Count the lines below that contain the word "在一个长" and give only the number.

Data extracted from a collection:
---*---

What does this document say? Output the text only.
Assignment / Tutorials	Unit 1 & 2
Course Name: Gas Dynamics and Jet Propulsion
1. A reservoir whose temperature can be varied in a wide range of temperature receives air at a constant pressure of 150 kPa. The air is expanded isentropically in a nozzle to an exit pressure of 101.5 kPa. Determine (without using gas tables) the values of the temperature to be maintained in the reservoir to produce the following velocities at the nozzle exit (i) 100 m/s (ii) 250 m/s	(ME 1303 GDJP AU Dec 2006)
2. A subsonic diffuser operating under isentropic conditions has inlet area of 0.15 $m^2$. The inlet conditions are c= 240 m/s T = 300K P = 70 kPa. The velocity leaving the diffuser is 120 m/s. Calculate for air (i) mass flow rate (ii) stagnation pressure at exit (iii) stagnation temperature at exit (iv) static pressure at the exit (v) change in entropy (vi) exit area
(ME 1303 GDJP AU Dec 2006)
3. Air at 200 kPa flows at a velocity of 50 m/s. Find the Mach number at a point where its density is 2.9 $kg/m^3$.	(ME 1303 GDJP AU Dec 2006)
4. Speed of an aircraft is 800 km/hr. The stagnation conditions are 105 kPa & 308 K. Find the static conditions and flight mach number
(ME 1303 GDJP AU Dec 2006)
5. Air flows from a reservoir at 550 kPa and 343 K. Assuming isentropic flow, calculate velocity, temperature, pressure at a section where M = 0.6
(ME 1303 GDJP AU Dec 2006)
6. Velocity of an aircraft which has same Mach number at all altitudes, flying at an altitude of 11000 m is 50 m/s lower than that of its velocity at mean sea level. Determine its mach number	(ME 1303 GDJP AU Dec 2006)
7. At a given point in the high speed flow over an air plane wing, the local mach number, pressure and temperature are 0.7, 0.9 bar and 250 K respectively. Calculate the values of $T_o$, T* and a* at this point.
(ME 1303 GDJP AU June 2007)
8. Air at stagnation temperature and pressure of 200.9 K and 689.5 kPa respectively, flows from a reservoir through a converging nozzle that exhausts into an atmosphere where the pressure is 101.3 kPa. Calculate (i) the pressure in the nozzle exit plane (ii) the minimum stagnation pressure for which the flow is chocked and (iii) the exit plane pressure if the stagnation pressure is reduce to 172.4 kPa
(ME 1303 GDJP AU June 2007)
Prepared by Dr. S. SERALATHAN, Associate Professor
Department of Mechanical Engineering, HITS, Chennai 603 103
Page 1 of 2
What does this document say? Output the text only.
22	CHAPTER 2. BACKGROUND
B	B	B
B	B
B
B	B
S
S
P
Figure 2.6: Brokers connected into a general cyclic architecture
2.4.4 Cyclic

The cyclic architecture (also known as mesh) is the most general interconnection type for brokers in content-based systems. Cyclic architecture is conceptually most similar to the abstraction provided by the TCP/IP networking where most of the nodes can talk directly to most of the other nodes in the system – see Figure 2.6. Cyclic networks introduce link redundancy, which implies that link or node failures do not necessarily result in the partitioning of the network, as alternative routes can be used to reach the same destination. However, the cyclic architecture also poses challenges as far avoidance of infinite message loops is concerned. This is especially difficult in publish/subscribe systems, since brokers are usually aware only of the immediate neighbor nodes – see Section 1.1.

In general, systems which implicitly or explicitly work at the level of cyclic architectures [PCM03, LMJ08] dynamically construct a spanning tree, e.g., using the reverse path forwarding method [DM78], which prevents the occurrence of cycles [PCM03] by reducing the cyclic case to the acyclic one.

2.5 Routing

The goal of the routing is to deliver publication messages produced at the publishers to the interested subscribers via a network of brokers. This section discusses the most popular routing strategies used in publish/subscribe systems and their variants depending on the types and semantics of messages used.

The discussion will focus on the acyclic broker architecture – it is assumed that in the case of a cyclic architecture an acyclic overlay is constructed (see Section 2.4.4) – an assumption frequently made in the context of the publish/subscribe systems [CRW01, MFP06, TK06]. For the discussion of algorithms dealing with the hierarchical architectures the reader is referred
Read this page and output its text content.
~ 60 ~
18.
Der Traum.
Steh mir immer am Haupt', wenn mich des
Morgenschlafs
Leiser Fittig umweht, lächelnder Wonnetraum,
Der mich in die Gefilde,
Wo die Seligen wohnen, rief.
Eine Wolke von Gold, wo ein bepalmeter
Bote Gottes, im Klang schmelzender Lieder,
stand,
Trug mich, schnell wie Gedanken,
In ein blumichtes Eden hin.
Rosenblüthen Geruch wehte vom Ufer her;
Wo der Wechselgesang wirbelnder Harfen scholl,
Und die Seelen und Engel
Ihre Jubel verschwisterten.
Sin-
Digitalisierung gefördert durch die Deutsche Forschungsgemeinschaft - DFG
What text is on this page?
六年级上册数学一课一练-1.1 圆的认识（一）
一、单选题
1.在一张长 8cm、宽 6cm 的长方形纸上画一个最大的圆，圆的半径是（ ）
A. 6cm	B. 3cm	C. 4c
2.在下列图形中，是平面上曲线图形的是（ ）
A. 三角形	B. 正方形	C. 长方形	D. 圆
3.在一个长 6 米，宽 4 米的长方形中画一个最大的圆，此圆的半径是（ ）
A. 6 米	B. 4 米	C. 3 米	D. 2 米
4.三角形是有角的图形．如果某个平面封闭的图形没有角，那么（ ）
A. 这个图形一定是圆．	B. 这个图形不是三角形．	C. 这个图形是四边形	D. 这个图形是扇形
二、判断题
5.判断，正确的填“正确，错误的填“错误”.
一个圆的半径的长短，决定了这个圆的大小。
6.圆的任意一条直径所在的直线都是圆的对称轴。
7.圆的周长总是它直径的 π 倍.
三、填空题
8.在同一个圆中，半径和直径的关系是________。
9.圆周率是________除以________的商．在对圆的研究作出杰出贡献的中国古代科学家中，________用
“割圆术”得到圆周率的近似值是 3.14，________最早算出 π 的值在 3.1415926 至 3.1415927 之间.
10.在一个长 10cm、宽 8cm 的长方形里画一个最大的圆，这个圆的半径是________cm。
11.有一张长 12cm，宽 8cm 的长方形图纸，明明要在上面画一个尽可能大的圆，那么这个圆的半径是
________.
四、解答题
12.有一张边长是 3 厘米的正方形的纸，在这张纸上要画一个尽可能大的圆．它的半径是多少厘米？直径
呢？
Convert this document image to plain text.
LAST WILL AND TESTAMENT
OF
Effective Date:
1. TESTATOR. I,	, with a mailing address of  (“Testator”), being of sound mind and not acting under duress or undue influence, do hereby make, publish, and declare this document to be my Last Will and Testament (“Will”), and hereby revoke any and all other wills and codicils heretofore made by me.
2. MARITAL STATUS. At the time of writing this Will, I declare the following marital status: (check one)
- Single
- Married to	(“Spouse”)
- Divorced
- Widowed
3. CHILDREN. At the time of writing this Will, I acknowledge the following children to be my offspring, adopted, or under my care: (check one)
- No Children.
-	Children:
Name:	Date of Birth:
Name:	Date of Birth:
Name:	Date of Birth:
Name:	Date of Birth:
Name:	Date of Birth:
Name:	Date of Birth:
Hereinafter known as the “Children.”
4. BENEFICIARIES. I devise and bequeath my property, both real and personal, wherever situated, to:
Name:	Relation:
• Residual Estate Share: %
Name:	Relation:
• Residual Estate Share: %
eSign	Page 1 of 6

---*---

**WORKED ANSWER**
2